--- Begin The data ---

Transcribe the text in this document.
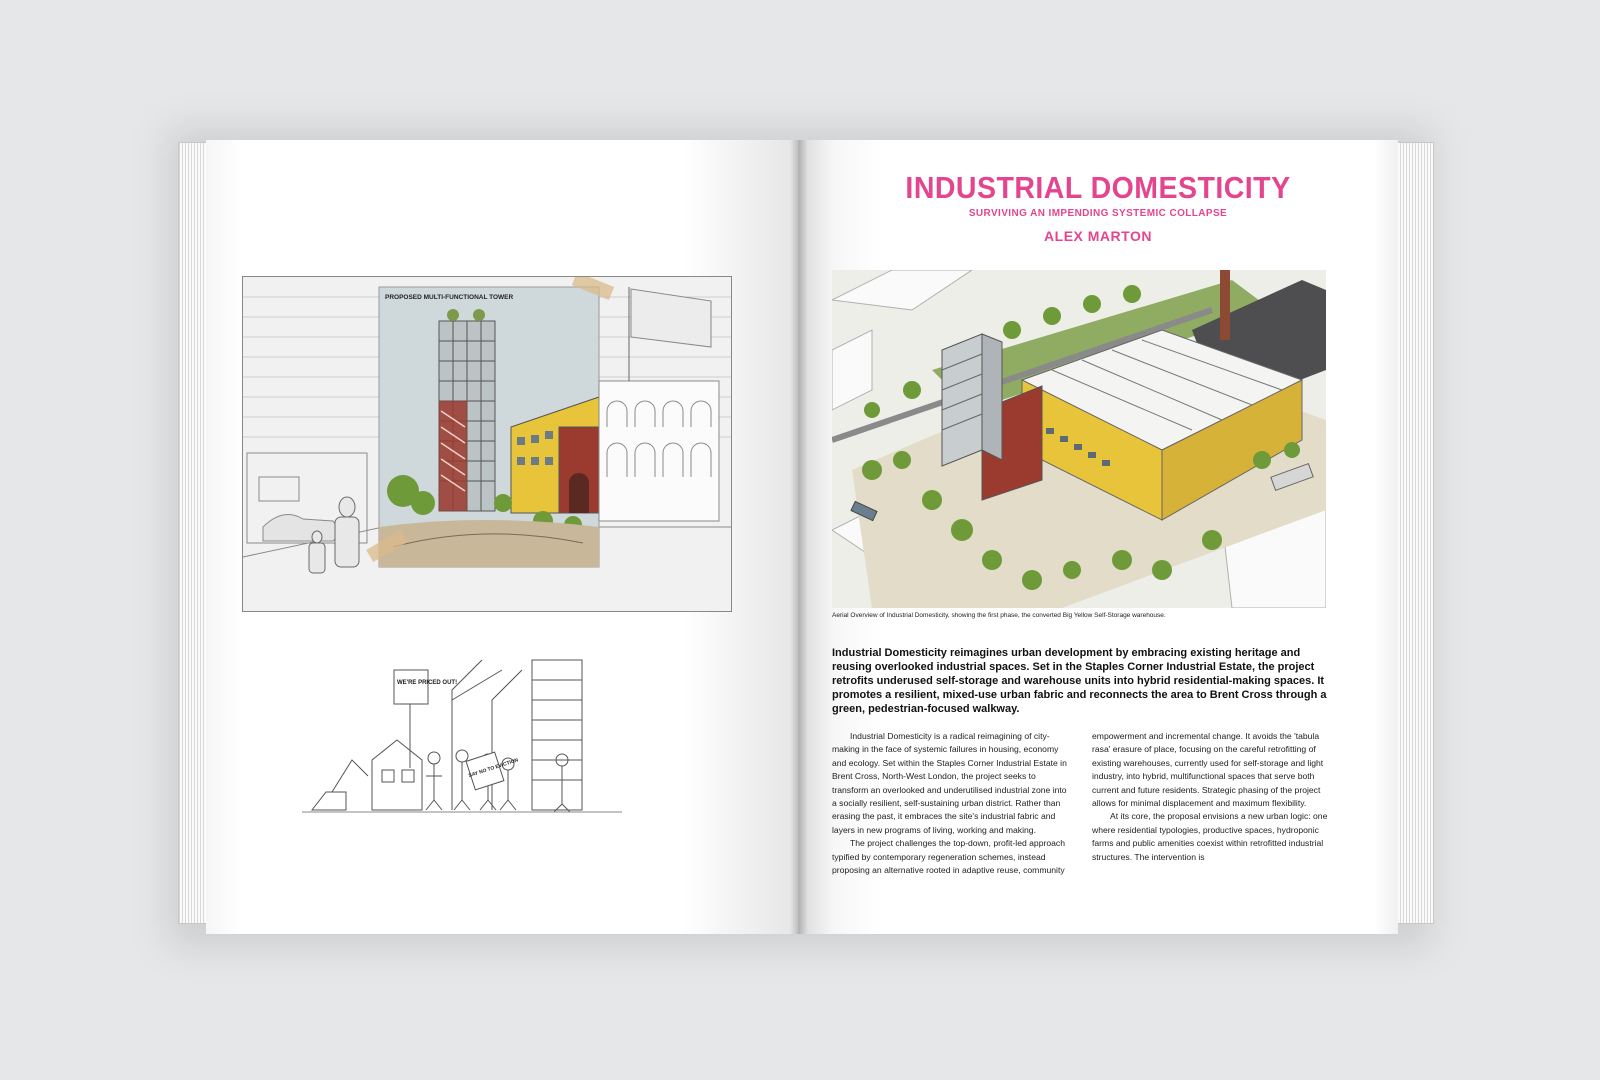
PROPOSED MULTI-FUNCTIONAL TOWER
WE'RE PRICED OUT!
SAY NO TO EVICTION
INDUSTRIAL DOMESTICITY
SURVIVING AN IMPENDING SYSTEMIC COLLAPSE
ALEX MARTON
Aerial Overview of Industrial Domesticity, showing the first phase, the converted Big Yellow Self-Storage warehouse.
Industrial Domesticity reimagines urban development by embracing existing heritage and reusing overlooked industrial spaces. Set in the Staples Corner Industrial Estate, the project retrofits underused self-storage and warehouse units into hybrid residential-making spaces. It promotes a resilient, mixed-use urban fabric and reconnects the area to Brent Cross through a green, pedestrian-focused walkway.

Industrial Domesticity is a radical reimagining of city-making in the face of systemic failures in housing, economy and ecology. Set within the Staples Corner Industrial Estate in Brent Cross, North-West London, the project seeks to transform an overlooked and underutilised industrial zone into a socially resilient, self-sustaining urban district. Rather than erasing the past, it embraces the site's industrial fabric and layers in new programs of living, working and making.

The project challenges the top-down, profit-led approach typified by contemporary regeneration schemes, instead proposing an alternative rooted in adaptive reuse, community empowerment and incremental change. It avoids the 'tabula rasa' erasure of place, focusing on the careful retrofitting of existing warehouses, currently used for self-storage and light industry, into hybrid, multifunctional spaces that serve both current and future residents. Strategic phasing of the project allows for minimal displacement and maximum flexibility.

At its core, the proposal envisions a new urban logic: one where residential typologies, productive spaces, hydroponic farms and public amenities coexist within retrofitted industrial structures. The intervention is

--- End The data ---

▶ [Problem description]: Search the records above for "project". Copy each line where it is found.

▶ [Response]:
Industrial Domesticity reimagines urban development by embracing existing heritage and reusing overlooked industrial spaces. Set in the Staples Corner Industrial Estate, the project retrofits underused self-storage and warehouse units into hybrid residential-making spaces. It promotes a resilient, mixed-use urban fabric and reconnects the area to Brent Cross through a green, pedestrian-focused walkway.
Industrial Domesticity is a radical reimagining of city-making in the face of systemic failures in housing, economy and ecology. Set within the Staples Corner Industrial Estate in Brent Cross, North-West London, the project seeks to transform an overlooked and underutilised industrial zone into a socially resilient, self-sustaining urban district. Rather than erasing the past, it embraces the site's industrial fabric and layers in new programs of living, working and making.
The project challenges the top-down, profit-led approach typified by contemporary regeneration schemes, instead proposing an alternative rooted in adaptive reuse, community empowerment and incremental change. It avoids the 'tabula rasa' erasure of place, focusing on the careful retrofitting of existing warehouses, currently used for self-storage and light industry, into hybrid, multifunctional spaces that serve both current and future residents. Strategic phasing of the project allows for minimal displacement and maximum flexibility.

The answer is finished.